*Problem set*
**A.** Answer each question from the bug report on Xorg crashes below.
(i) Which laptop model is the reporter experimenting with?
(ii) What status does the report show for both affected packages?
(iii) In the second attempt, which step makes Xorg crash?
**B.** List every distinct command-line program that the bug report on Xorg crashes below runs in its numbered attempts.

*Extracted text*

* START *

Xorg crashes on second and next unbind operations of Arc GPU

Bug #2012832 reported by Sergei
8
This bug affects 1 person
Affects Status Importance Assigned to Milestone
linux (Ubuntu)
Expired
Undecided
Unassigned
xorg-server (Ubuntu)
Expired
Undecided
Unassigned

Bug Description

Hello folks,

Experimenting with new Lenovo Yoga i7 with Intel Arc on board and found that even if it's possible to disable the GPU to save power, Xorg session crashes the session after the second attempt (the first after reboot works just fine).

This works like that - after poweroff/poweron of the system I execute the next commands:
1. First attempt:
   * DRI_PRIME=1 glxinfo | grep 'OpenGL renderer' # Shows: "OpenGL renderer string: Mesa Intel(R) Arc(tm) A370M Graphics (DG2)"
   * echo -n "0000:04:00.0" | sudo tee /sys/bus/pci/drivers/i915/unbind # Works great
   * DRI_PRIME=1 glxinfo | grep 'OpenGL renderer' # Shows: "OpenGL renderer string: Mesa Intel(R) Graphics (ADL GT2)", it's embedded graphics
   * echo -n "0000:04:00.0" | sudo tee /sys/bus/pci/drivers/i915/bind
   * DRI_PRIME=1 glxinfo | grep 'OpenGL renderer' # Shows: "OpenGL renderer string: Mesa Intel(R) Arc(tm) A370M Graphics (DG2)"
2. Second attempt:
   * echo -n "0000:04:00.0" | sudo tee /sys/bus/pci/drivers/i915/unbind # Here the Xorg crashes, but I can login again
   * DRI_PRIME=1 glxinfo | grep 'OpenGL renderer' # Shows: "OpenGL renderer string: Mesa Intel(R) Graphics (ADL GT2)", it's embedded graphics
   * echo -n "0000:04:00.0" | sudo tee /sys/bus/pci/drivers/i915/bind
   * DRI_PRIME=1 glxinfo | grep 'OpenGL renderer' # Shows: "OpenGL renderer string: Mesa Intel(R) Arc(tm) A370M Graphics (DG2)"

* END *

*Material provided*

* START *

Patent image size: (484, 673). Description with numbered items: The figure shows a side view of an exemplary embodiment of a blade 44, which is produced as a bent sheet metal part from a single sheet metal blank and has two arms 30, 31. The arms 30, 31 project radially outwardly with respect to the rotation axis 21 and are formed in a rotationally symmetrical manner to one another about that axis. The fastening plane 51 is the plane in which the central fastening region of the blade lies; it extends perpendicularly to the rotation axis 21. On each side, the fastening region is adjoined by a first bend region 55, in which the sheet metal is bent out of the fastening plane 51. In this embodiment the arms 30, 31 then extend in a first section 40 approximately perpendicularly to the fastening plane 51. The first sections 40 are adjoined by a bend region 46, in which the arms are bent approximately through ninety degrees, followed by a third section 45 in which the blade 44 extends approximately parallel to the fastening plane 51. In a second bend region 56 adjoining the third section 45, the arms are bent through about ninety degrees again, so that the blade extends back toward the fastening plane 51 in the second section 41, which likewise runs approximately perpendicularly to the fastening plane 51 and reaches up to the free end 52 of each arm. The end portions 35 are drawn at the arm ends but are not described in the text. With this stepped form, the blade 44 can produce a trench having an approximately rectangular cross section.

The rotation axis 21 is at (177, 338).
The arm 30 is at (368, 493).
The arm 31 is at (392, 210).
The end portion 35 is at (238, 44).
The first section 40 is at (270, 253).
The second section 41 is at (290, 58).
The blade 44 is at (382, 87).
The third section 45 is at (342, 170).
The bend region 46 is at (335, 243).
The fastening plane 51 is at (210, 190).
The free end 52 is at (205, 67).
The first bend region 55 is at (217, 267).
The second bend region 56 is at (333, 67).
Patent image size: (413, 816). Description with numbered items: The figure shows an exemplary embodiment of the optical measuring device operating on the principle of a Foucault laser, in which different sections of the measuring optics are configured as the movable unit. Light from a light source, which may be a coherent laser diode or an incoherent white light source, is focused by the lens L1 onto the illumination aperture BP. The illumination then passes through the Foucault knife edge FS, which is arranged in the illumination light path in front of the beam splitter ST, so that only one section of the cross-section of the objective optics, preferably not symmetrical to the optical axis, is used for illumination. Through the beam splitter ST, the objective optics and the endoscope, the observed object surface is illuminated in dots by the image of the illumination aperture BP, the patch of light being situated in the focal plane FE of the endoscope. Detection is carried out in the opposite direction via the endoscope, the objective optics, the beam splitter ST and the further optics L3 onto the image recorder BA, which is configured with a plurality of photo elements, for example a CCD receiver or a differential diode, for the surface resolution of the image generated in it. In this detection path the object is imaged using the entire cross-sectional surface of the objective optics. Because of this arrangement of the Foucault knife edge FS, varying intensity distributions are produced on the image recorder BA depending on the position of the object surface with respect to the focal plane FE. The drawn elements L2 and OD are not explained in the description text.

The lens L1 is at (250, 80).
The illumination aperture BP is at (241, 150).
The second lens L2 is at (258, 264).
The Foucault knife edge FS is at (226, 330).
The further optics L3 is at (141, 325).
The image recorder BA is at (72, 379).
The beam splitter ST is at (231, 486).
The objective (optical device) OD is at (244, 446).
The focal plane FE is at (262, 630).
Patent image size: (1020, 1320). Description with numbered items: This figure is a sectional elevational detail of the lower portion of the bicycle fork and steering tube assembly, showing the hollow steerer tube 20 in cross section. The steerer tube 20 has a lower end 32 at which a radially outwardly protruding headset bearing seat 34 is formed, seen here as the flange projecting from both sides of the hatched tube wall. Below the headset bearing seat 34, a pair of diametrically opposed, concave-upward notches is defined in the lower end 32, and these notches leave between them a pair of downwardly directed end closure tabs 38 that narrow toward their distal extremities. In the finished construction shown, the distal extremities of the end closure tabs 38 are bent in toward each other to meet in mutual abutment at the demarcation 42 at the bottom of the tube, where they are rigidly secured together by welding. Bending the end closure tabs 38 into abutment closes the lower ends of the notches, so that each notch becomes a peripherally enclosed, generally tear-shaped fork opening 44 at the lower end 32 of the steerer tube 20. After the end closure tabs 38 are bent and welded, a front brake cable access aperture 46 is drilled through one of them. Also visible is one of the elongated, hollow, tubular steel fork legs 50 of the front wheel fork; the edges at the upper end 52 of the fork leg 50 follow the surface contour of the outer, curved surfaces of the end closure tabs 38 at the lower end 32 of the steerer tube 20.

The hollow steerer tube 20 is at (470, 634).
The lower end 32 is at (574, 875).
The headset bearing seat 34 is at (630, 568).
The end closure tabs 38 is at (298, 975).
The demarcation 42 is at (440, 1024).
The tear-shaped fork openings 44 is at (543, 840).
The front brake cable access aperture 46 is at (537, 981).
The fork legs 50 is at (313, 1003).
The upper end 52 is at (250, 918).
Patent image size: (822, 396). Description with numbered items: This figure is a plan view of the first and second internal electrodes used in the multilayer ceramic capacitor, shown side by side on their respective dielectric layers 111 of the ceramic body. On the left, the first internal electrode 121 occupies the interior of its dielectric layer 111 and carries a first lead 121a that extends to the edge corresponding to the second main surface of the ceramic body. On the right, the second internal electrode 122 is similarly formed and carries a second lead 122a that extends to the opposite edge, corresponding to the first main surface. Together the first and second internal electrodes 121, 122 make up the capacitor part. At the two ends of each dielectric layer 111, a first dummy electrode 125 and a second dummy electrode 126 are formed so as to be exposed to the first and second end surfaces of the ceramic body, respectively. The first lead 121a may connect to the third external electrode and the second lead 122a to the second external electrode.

* END *

*Solution set*
**A.**
(i) A Lenovo Yoga i7 with Intel Arc on board.
(ii) Expired.
(iii) The unbind step: echo -n "0000:04:00.0" | sudo tee /sys/bus/pci/drivers/i915/unbind

**B.** glxinfo, grep, echo, sudo, tee